### Task
Return each line of the listing below, unchanged, and omit the images.

### Supplied material
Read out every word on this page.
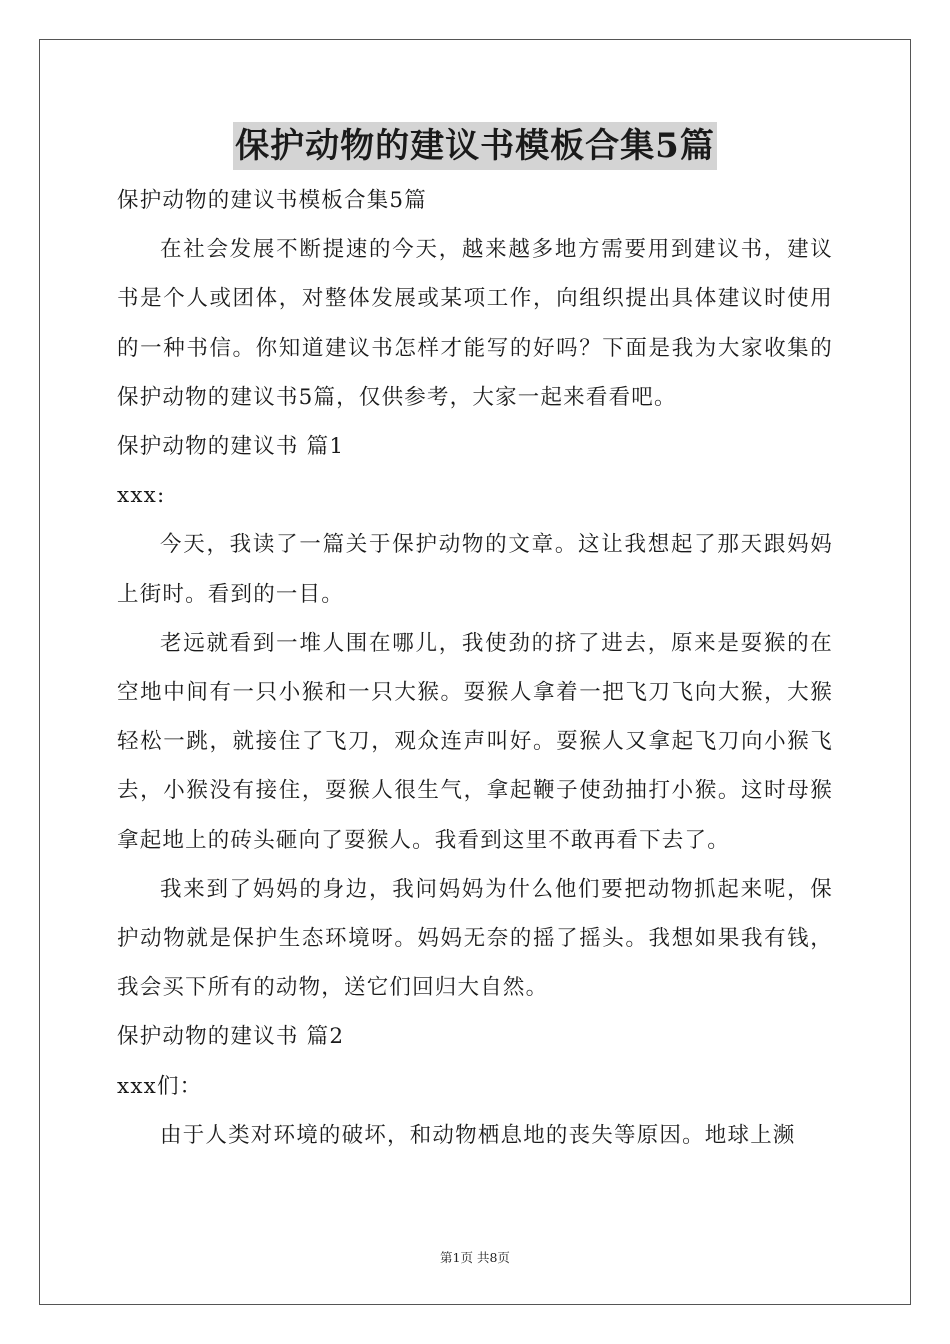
保护动物的建议书模板合集5篇
保护动物的建议书模板合集5篇

在社会发展不断提速的今天，越来越多地方需要用到建议书，建议书是个人或团体，对整体发展或某项工作，向组织提出具体建议时使用的一种书信。你知道建议书怎样才能写的好吗？下面是我为大家收集的保护动物的建议书5篇，仅供参考，大家一起来看看吧。

保护动物的建议书 篇1
xxx:

今天，我读了一篇关于保护动物的文章。这让我想起了那天跟妈妈上街时。看到的一目。

老远就看到一堆人围在哪儿，我使劲的挤了进去，原来是耍猴的在空地中间有一只小猴和一只大猴。耍猴人拿着一把飞刀飞向大猴，大猴轻松一跳，就接住了飞刀，观众连声叫好。耍猴人又拿起飞刀向小猴飞去，小猴没有接住，耍猴人很生气，拿起鞭子使劲抽打小猴。这时母猴拿起地上的砖头砸向了耍猴人。我看到这里不敢再看下去了。

我来到了妈妈的身边，我问妈妈为什么他们要把动物抓起来呢，保护动物就是保护生态环境呀。妈妈无奈的摇了摇头。我想如果我有钱，我会买下所有的动物，送它们回归大自然。

保护动物的建议书 篇2
xxx们：

由于人类对环境的破坏，和动物栖息地的丧失等原因。地球上濒

第1页 共8页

### Written answer
Read out every word on this page.
保护动物的建议书模板合集5篇
保护动物的建议书模板合集5篇

在社会发展不断提速的今天，越来越多地方需要用到建议书，建议书是个人或团体，对整体发展或某项工作，向组织提出具体建议时使用的一种书信。你知道建议书怎样才能写的好吗？下面是我为大家收集的保护动物的建议书5篇，仅供参考，大家一起来看看吧。

保护动物的建议书 篇1
xxx:

今天，我读了一篇关于保护动物的文章。这让我想起了那天跟妈妈上街时。看到的一目。

老远就看到一堆人围在哪儿，我使劲的挤了进去，原来是耍猴的在空地中间有一只小猴和一只大猴。耍猴人拿着一把飞刀飞向大猴，大猴轻松一跳，就接住了飞刀，观众连声叫好。耍猴人又拿起飞刀向小猴飞去，小猴没有接住，耍猴人很生气，拿起鞭子使劲抽打小猴。这时母猴拿起地上的砖头砸向了耍猴人。我看到这里不敢再看下去了。

我来到了妈妈的身边，我问妈妈为什么他们要把动物抓起来呢，保护动物就是保护生态环境呀。妈妈无奈的摇了摇头。我想如果我有钱，我会买下所有的动物，送它们回归大自然。

保护动物的建议书 篇2
xxx们：

由于人类对环境的破坏，和动物栖息地的丧失等原因。地球上濒

第1页 共8页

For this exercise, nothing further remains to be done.